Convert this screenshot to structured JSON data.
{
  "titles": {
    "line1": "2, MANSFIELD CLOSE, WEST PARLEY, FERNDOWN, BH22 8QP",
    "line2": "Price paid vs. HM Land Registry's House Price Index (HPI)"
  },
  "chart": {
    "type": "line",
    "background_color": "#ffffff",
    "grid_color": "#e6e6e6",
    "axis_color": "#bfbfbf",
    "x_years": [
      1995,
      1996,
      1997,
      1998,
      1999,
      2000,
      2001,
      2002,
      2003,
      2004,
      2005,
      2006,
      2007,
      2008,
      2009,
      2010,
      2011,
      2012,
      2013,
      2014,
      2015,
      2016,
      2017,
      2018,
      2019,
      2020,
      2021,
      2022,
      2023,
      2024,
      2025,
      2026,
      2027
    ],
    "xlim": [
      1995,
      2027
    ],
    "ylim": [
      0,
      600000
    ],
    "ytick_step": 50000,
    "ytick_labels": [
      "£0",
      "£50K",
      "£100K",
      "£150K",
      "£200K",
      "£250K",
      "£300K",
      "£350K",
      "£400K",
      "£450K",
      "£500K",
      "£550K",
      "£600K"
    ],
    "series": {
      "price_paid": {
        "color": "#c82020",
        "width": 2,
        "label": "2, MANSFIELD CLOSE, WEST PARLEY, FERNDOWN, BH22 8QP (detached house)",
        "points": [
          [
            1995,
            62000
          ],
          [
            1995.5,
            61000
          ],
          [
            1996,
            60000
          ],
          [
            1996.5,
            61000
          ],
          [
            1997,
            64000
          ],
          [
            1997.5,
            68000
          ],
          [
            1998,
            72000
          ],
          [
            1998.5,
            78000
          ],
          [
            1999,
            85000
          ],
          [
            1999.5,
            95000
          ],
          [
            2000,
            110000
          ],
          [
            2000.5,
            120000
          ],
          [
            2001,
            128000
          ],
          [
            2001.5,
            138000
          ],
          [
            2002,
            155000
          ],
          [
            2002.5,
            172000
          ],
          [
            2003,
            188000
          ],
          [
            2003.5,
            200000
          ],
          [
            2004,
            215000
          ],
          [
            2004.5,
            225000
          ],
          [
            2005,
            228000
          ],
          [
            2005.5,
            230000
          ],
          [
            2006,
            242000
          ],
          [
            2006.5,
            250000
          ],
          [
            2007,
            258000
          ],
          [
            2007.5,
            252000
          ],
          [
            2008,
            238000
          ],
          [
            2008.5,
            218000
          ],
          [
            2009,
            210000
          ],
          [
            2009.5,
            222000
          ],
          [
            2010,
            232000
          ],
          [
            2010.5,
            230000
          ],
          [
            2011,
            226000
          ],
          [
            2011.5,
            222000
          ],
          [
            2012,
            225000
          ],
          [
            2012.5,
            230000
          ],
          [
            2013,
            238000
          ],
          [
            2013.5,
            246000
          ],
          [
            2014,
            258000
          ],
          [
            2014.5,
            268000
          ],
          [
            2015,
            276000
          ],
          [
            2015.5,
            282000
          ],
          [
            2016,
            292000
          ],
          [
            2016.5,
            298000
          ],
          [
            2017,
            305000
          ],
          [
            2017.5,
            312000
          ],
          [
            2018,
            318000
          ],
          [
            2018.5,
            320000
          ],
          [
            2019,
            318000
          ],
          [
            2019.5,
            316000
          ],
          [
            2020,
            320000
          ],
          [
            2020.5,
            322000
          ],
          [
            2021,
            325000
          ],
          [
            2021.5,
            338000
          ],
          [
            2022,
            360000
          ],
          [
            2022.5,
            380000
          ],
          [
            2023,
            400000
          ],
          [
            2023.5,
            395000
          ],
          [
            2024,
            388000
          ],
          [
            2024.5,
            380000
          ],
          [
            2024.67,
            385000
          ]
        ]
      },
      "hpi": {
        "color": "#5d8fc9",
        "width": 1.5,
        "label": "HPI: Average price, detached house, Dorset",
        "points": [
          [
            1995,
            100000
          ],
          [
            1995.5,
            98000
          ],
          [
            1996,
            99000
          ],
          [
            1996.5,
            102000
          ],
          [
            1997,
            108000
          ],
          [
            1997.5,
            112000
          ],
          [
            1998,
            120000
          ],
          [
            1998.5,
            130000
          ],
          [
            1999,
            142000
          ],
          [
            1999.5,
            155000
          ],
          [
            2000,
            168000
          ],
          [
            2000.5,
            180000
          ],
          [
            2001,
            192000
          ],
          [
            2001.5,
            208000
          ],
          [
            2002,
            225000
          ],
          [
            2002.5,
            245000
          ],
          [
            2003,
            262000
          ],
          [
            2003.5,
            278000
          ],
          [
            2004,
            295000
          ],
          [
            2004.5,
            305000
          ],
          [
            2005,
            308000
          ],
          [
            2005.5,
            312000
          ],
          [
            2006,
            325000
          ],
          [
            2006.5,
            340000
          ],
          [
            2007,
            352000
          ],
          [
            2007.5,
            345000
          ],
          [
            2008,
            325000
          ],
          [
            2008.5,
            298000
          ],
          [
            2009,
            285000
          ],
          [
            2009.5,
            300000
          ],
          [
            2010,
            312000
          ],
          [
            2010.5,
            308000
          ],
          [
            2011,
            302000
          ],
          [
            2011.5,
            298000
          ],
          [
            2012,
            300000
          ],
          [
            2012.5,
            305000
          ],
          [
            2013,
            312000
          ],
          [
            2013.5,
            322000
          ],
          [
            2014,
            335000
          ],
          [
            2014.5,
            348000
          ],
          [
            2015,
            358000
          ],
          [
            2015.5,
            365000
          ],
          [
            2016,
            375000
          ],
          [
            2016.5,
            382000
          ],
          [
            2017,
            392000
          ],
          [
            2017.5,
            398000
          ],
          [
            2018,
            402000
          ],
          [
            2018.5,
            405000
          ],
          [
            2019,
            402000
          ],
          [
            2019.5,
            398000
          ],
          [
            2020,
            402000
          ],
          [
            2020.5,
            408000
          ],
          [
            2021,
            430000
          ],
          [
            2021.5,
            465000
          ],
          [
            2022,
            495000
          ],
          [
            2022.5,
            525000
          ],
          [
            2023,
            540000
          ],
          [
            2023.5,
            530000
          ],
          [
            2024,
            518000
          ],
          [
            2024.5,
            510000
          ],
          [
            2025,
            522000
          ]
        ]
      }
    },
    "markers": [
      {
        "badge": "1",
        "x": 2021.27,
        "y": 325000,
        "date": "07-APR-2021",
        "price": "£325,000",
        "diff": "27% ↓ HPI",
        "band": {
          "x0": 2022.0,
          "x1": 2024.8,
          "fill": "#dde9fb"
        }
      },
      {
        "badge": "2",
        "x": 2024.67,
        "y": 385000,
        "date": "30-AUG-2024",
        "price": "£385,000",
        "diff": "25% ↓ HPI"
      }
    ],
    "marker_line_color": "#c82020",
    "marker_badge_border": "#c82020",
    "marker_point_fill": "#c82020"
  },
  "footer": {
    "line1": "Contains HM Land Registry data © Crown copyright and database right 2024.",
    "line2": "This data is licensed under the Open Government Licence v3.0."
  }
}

→ Problem to solve: Repeat every entry exactly as written above.

→ Response to this task:
Convert this screenshot to structured JSON data.
{
  "titles": {
    "line1": "2, MANSFIELD CLOSE, WEST PARLEY, FERNDOWN, BH22 8QP",
    "line2": "Price paid vs. HM Land Registry's House Price Index (HPI)"
  },
  "chart": {
    "type": "line",
    "background_color": "#ffffff",
    "grid_color": "#e6e6e6",
    "axis_color": "#bfbfbf",
    "x_years": [
      1995,
      1996,
      1997,
      1998,
      1999,
      2000,
      2001,
      2002,
      2003,
      2004,
      2005,
      2006,
      2007,
      2008,
      2009,
      2010,
      2011,
      2012,
      2013,
      2014,
      2015,
      2016,
      2017,
      2018,
      2019,
      2020,
      2021,
      2022,
      2023,
      2024,
      2025,
      2026,
      2027
    ],
    "xlim": [
      1995,
      2027
    ],
    "ylim": [
      0,
      600000
    ],
    "ytick_step": 50000,
    "ytick_labels": [
      "£0",
      "£50K",
      "£100K",
      "£150K",
      "£200K",
      "£250K",
      "£300K",
      "£350K",
      "£400K",
      "£450K",
      "£500K",
      "£550K",
      "£600K"
    ],
    "series": {
      "price_paid": {
        "color": "#c82020",
        "width": 2,
        "label": "2, MANSFIELD CLOSE, WEST PARLEY, FERNDOWN, BH22 8QP (detached house)",
        "points": [
          [
            1995,
            62000
          ],
          [
            1995.5,
            61000
          ],
          [
            1996,
            60000
          ],
          [
            1996.5,
            61000
          ],
          [
            1997,
            64000
          ],
          [
            1997.5,
            68000
          ],
          [
            1998,
            72000
          ],
          [
            1998.5,
            78000
          ],
          [
            1999,
            85000
          ],
          [
            1999.5,
            95000
          ],
          [
            2000,
            110000
          ],
          [
            2000.5,
            120000
          ],
          [
            2001,
            128000
          ],
          [
            2001.5,
            138000
          ],
          [
            2002,
            155000
          ],
          [
            2002.5,
            172000
          ],
          [
            2003,
            188000
          ],
          [
            2003.5,
            200000
          ],
          [
            2004,
            215000
          ],
          [
            2004.5,
            225000
          ],
          [
            2005,
            228000
          ],
          [
            2005.5,
            230000
          ],
          [
            2006,
            242000
          ],
          [
            2006.5,
            250000
          ],
          [
            2007,
            258000
          ],
          [
            2007.5,
            252000
          ],
          [
            2008,
            238000
          ],
          [
            2008.5,
            218000
          ],
          [
            2009,
            210000
          ],
          [
            2009.5,
            222000
          ],
          [
            2010,
            232000
          ],
          [
            2010.5,
            230000
          ],
          [
            2011,
            226000
          ],
          [
            2011.5,
            222000
          ],
          [
            2012,
            225000
          ],
          [
            2012.5,
            230000
          ],
          [
            2013,
            238000
          ],
          [
            2013.5,
            246000
          ],
          [
            2014,
            258000
          ],
          [
            2014.5,
            268000
          ],
          [
            2015,
            276000
          ],
          [
            2015.5,
            282000
          ],
          [
            2016,
            292000
          ],
          [
            2016.5,
            298000
          ],
          [
            2017,
            305000
          ],
          [
            2017.5,
            312000
          ],
          [
            2018,
            318000
          ],
          [
            2018.5,
            320000
          ],
          [
            2019,
            318000
          ],
          [
            2019.5,
            316000
          ],
          [
            2020,
            320000
          ],
          [
            2020.5,
            322000
          ],
          [
            2021,
            325000
          ],
          [
            2021.5,
            338000
          ],
          [
            2022,
            360000
          ],
          [
            2022.5,
            380000
          ],
          [
            2023,
            400000
          ],
          [
            2023.5,
            395000
          ],
          [
            2024,
            388000
          ],
          [
            2024.5,
            380000
          ],
          [
            2024.67,
            385000
          ]
        ]
      },
      "hpi": {
        "color": "#5d8fc9",
        "width": 1.5,
        "label": "HPI: Average price, detached house, Dorset",
        "points": [
          [
            1995,
            100000
          ],
          [
            1995.5,
            98000
          ],
          [
            1996,
            99000
          ],
          [
            1996.5,
            102000
          ],
          [
            1997,
            108000
          ],
          [
            1997.5,
            112000
          ],
          [
            1998,
            120000
          ],
          [
            1998.5,
            130000
          ],
          [
            1999,
            142000
          ],
          [
            1999.5,
            155000
          ],
          [
            2000,
            168000
          ],
          [
            2000.5,
            180000
          ],
          [
            2001,
            192000
          ],
          [
            2001.5,
            208000
          ],
          [
            2002,
            225000
          ],
          [
            2002.5,
            245000
          ],
          [
            2003,
            262000
          ],
          [
            2003.5,
            278000
          ],
          [
            2004,
            295000
          ],
          [
            2004.5,
            305000
          ],
          [
            2005,
            308000
          ],
          [
            2005.5,
            312000
          ],
          [
            2006,
            325000
          ],
          [
            2006.5,
            340000
          ],
          [
            2007,
            352000
          ],
          [
            2007.5,
            345000
          ],
          [
            2008,
            325000
          ],
          [
            2008.5,
            298000
          ],
          [
            2009,
            285000
          ],
          [
            2009.5,
            300000
          ],
          [
            2010,
            312000
          ],
          [
            2010.5,
            308000
          ],
          [
            2011,
            302000
          ],
          [
            2011.5,
            298000
          ],
          [
            2012,
            300000
          ],
          [
            2012.5,
            305000
          ],
          [
            2013,
            312000
          ],
          [
            2013.5,
            322000
          ],
          [
            2014,
            335000
          ],
          [
            2014.5,
            348000
          ],
          [
            2015,
            358000
          ],
          [
            2015.5,
            365000
          ],
          [
            2016,
            375000
          ],
          [
            2016.5,
            382000
          ],
          [
            2017,
            392000
          ],
          [
            2017.5,
            398000
          ],
          [
            2018,
            402000
          ],
          [
            2018.5,
            405000
          ],
          [
            2019,
            402000
          ],
          [
            2019.5,
            398000
          ],
          [
            2020,
            402000
          ],
          [
            2020.5,
            408000
          ],
          [
            2021,
            430000
          ],
          [
            2021.5,
            465000
          ],
          [
            2022,
            495000
          ],
          [
            2022.5,
            525000
          ],
          [
            2023,
            540000
          ],
          [
            2023.5,
            530000
          ],
          [
            2024,
            518000
          ],
          [
            2024.5,
            510000
          ],
          [
            2025,
            522000
          ]
        ]
      }
    },
    "markers": [
      {
        "badge": "1",
        "x": 2021.27,
        "y": 325000,
        "date": "07-APR-2021",
        "price": "£325,000",
        "diff": "27% ↓ HPI",
        "band": {
          "x0": 2022.0,
          "x1": 2024.8,
          "fill": "#dde9fb"
        }
      },
      {
        "badge": "2",
        "x": 2024.67,
        "y": 385000,
        "date": "30-AUG-2024",
        "price": "£385,000",
        "diff": "25% ↓ HPI"
      }
    ],
    "marker_line_color": "#c82020",
    "marker_badge_border": "#c82020",
    "marker_point_fill": "#c82020"
  },
  "footer": {
    "line1": "Contains HM Land Registry data © Crown copyright and database right 2024.",
    "line2": "This data is licensed under the Open Government Licence v3.0."
  }
}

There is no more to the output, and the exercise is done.